> WORK INSTRUCTIONS: Output each entry below as it stands, leaving out every picture.

[Data entries]
◆ ◆ ◆
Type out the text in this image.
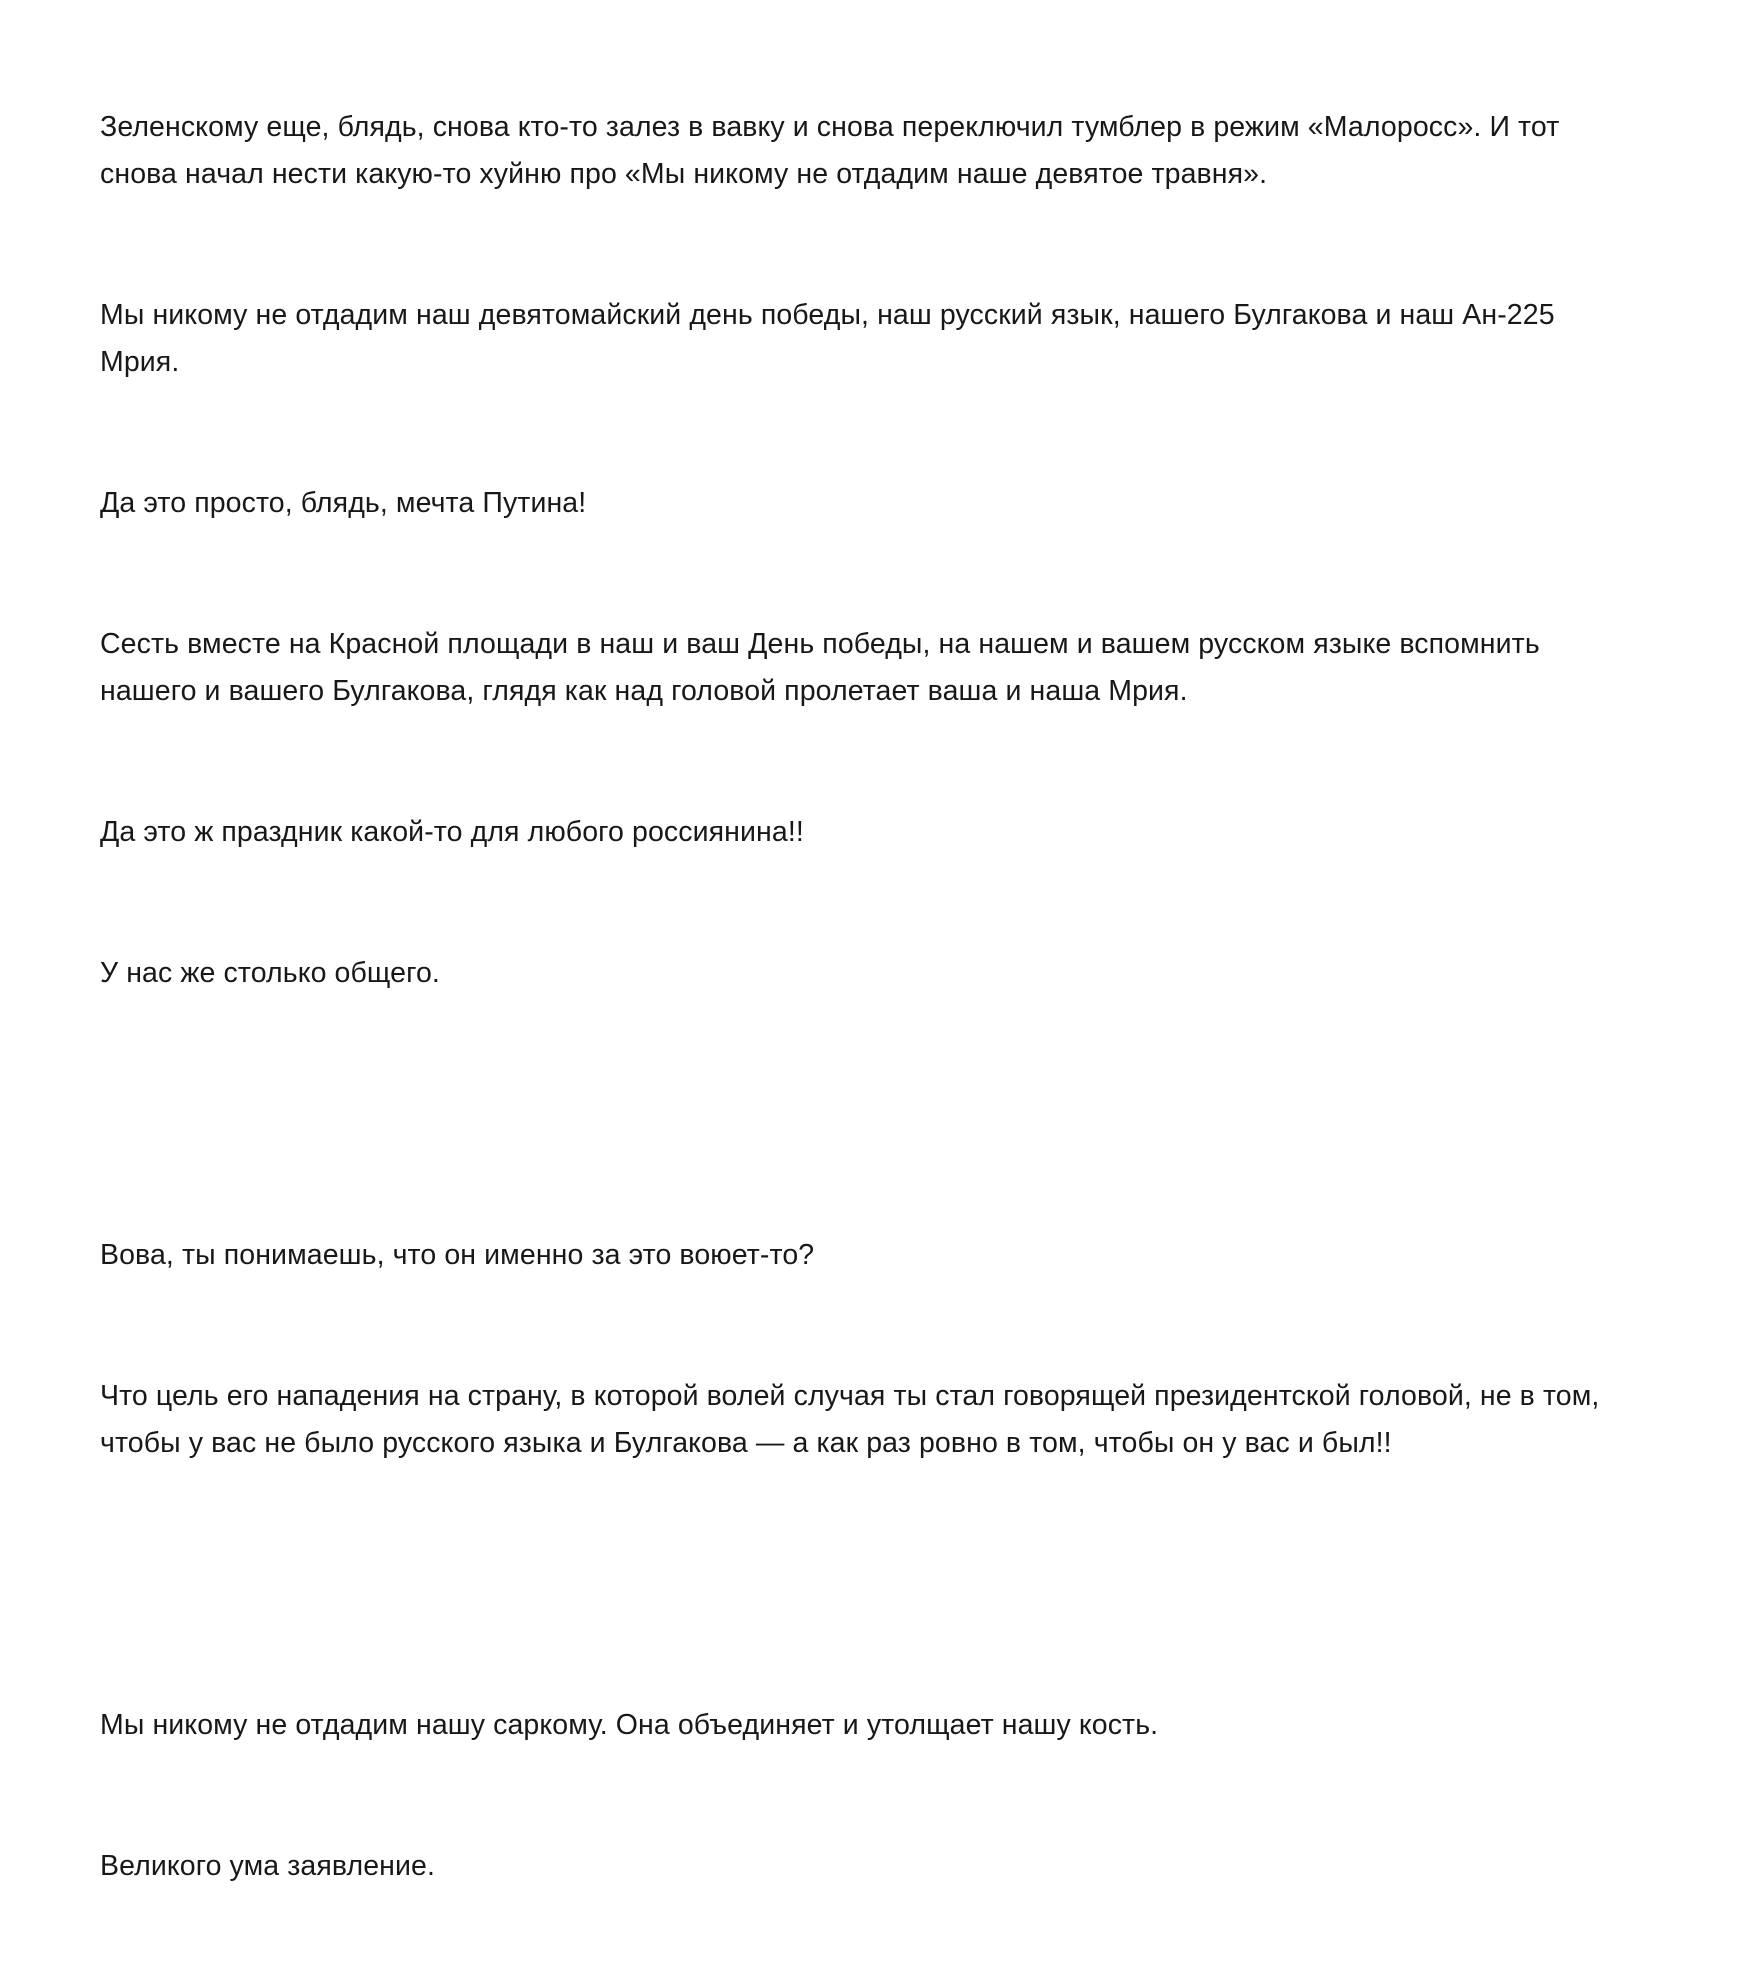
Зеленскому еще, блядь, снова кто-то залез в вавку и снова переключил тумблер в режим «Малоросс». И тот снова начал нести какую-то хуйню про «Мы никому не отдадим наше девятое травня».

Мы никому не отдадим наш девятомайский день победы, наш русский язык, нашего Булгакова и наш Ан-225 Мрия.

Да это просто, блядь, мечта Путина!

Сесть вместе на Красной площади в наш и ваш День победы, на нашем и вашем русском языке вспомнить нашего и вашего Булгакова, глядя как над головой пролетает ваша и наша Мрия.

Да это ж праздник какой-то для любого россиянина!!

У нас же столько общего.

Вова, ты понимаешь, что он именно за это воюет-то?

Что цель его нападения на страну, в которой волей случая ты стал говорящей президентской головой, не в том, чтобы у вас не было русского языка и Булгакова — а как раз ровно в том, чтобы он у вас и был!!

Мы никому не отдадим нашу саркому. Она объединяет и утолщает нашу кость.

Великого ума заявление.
◆ ◆ ◆
> SOLUTION FOR THIS PROBLEM:
Type out the text in this image.
Зеленскому еще, блядь, снова кто-то залез в вавку и снова переключил тумблер в режим «Малоросс». И тот снова начал нести какую-то хуйню про «Мы никому не отдадим наше девятое травня».

Мы никому не отдадим наш девятомайский день победы, наш русский язык, нашего Булгакова и наш Ан-225 Мрия.

Да это просто, блядь, мечта Путина!

Сесть вместе на Красной площади в наш и ваш День победы, на нашем и вашем русском языке вспомнить нашего и вашего Булгакова, глядя как над головой пролетает ваша и наша Мрия.

Да это ж праздник какой-то для любого россиянина!!

У нас же столько общего.

Вова, ты понимаешь, что он именно за это воюет-то?

Что цель его нападения на страну, в которой волей случая ты стал говорящей президентской головой, не в том, чтобы у вас не было русского языка и Булгакова — а как раз ровно в том, чтобы он у вас и был!!

Мы никому не отдадим нашу саркому. Она объединяет и утолщает нашу кость.

Великого ума заявление.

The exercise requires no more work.